*** DATA RECORDS

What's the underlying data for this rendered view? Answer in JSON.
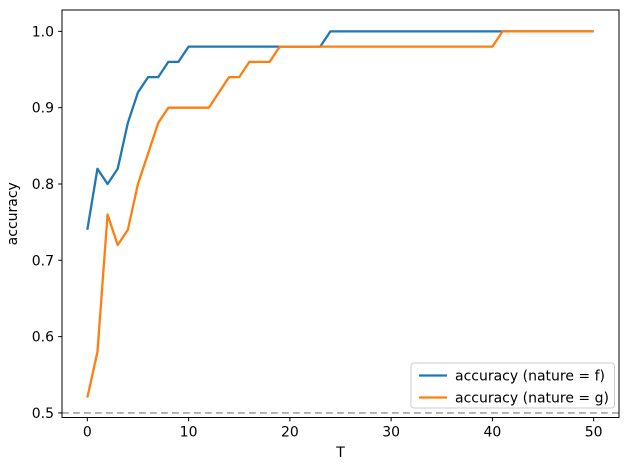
{
  "figure": {
    "background": "#ffffff",
    "text_color": "#000000",
    "spine_color": "#000000"
  },
  "chart_data": {
    "type": "line",
    "title": "",
    "xlabel": "T",
    "ylabel": "accuracy",
    "grid": false,
    "legend_position": "lower right",
    "xlim": [
      -2.5,
      52.5
    ],
    "ylim": [
      0.494,
      1.028
    ],
    "x_tick_values": [
      0,
      10,
      20,
      30,
      40,
      50
    ],
    "x_tick_labels": [
      "0",
      "10",
      "20",
      "30",
      "40",
      "50"
    ],
    "y_tick_values": [
      0.5,
      0.6,
      0.7,
      0.8,
      0.9,
      1.0
    ],
    "y_tick_labels": [
      "0.5",
      "0.6",
      "0.7",
      "0.8",
      "0.9",
      "1.0"
    ],
    "baseline": {
      "y": 0.5,
      "color": "#b0b0b0",
      "style": "dashed"
    },
    "x": [
      0,
      1,
      2,
      3,
      4,
      5,
      6,
      7,
      8,
      9,
      10,
      11,
      12,
      13,
      14,
      15,
      16,
      17,
      18,
      19,
      20,
      21,
      22,
      23,
      24,
      25,
      26,
      27,
      28,
      29,
      30,
      31,
      32,
      33,
      34,
      35,
      36,
      37,
      38,
      39,
      40,
      41,
      42,
      43,
      44,
      45,
      46,
      47,
      48,
      49,
      50
    ],
    "series": [
      {
        "name": "accuracy (nature = f)",
        "color": "#1f77b4",
        "values": [
          0.74,
          0.82,
          0.8,
          0.82,
          0.88,
          0.92,
          0.94,
          0.94,
          0.96,
          0.96,
          0.98,
          0.98,
          0.98,
          0.98,
          0.98,
          0.98,
          0.98,
          0.98,
          0.98,
          0.98,
          0.98,
          0.98,
          0.98,
          0.98,
          1.0,
          1.0,
          1.0,
          1.0,
          1.0,
          1.0,
          1.0,
          1.0,
          1.0,
          1.0,
          1.0,
          1.0,
          1.0,
          1.0,
          1.0,
          1.0,
          1.0,
          1.0,
          1.0,
          1.0,
          1.0,
          1.0,
          1.0,
          1.0,
          1.0,
          1.0,
          1.0
        ]
      },
      {
        "name": "accuracy (nature = g)",
        "color": "#ff7f0e",
        "values": [
          0.52,
          0.58,
          0.76,
          0.72,
          0.74,
          0.8,
          0.84,
          0.88,
          0.9,
          0.9,
          0.9,
          0.9,
          0.9,
          0.92,
          0.94,
          0.94,
          0.96,
          0.96,
          0.96,
          0.98,
          0.98,
          0.98,
          0.98,
          0.98,
          0.98,
          0.98,
          0.98,
          0.98,
          0.98,
          0.98,
          0.98,
          0.98,
          0.98,
          0.98,
          0.98,
          0.98,
          0.98,
          0.98,
          0.98,
          0.98,
          0.98,
          1.0,
          1.0,
          1.0,
          1.0,
          1.0,
          1.0,
          1.0,
          1.0,
          1.0,
          1.0
        ]
      }
    ]
  }
}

******

▶ INSTRUCTIONS FOR THE TASK: Keep the pictures out of the copy and write out the data exactly as it stands.

▶ ANSWER TO THE EXERCISE:
What's the underlying data for this rendered view? Answer in JSON.
{
  "figure": {
    "background": "#ffffff",
    "text_color": "#000000",
    "spine_color": "#000000"
  },
  "chart_data": {
    "type": "line",
    "title": "",
    "xlabel": "T",
    "ylabel": "accuracy",
    "grid": false,
    "legend_position": "lower right",
    "xlim": [
      -2.5,
      52.5
    ],
    "ylim": [
      0.494,
      1.028
    ],
    "x_tick_values": [
      0,
      10,
      20,
      30,
      40,
      50
    ],
    "x_tick_labels": [
      "0",
      "10",
      "20",
      "30",
      "40",
      "50"
    ],
    "y_tick_values": [
      0.5,
      0.6,
      0.7,
      0.8,
      0.9,
      1.0
    ],
    "y_tick_labels": [
      "0.5",
      "0.6",
      "0.7",
      "0.8",
      "0.9",
      "1.0"
    ],
    "baseline": {
      "y": 0.5,
      "color": "#b0b0b0",
      "style": "dashed"
    },
    "x": [
      0,
      1,
      2,
      3,
      4,
      5,
      6,
      7,
      8,
      9,
      10,
      11,
      12,
      13,
      14,
      15,
      16,
      17,
      18,
      19,
      20,
      21,
      22,
      23,
      24,
      25,
      26,
      27,
      28,
      29,
      30,
      31,
      32,
      33,
      34,
      35,
      36,
      37,
      38,
      39,
      40,
      41,
      42,
      43,
      44,
      45,
      46,
      47,
      48,
      49,
      50
    ],
    "series": [
      {
        "name": "accuracy (nature = f)",
        "color": "#1f77b4",
        "values": [
          0.74,
          0.82,
          0.8,
          0.82,
          0.88,
          0.92,
          0.94,
          0.94,
          0.96,
          0.96,
          0.98,
          0.98,
          0.98,
          0.98,
          0.98,
          0.98,
          0.98,
          0.98,
          0.98,
          0.98,
          0.98,
          0.98,
          0.98,
          0.98,
          1.0,
          1.0,
          1.0,
          1.0,
          1.0,
          1.0,
          1.0,
          1.0,
          1.0,
          1.0,
          1.0,
          1.0,
          1.0,
          1.0,
          1.0,
          1.0,
          1.0,
          1.0,
          1.0,
          1.0,
          1.0,
          1.0,
          1.0,
          1.0,
          1.0,
          1.0,
          1.0
        ]
      },
      {
        "name": "accuracy (nature = g)",
        "color": "#ff7f0e",
        "values": [
          0.52,
          0.58,
          0.76,
          0.72,
          0.74,
          0.8,
          0.84,
          0.88,
          0.9,
          0.9,
          0.9,
          0.9,
          0.9,
          0.92,
          0.94,
          0.94,
          0.96,
          0.96,
          0.96,
          0.98,
          0.98,
          0.98,
          0.98,
          0.98,
          0.98,
          0.98,
          0.98,
          0.98,
          0.98,
          0.98,
          0.98,
          0.98,
          0.98,
          0.98,
          0.98,
          0.98,
          0.98,
          0.98,
          0.98,
          0.98,
          0.98,
          1.0,
          1.0,
          1.0,
          1.0,
          1.0,
          1.0,
          1.0,
          1.0,
          1.0,
          1.0
        ]
      }
    ]
  }
}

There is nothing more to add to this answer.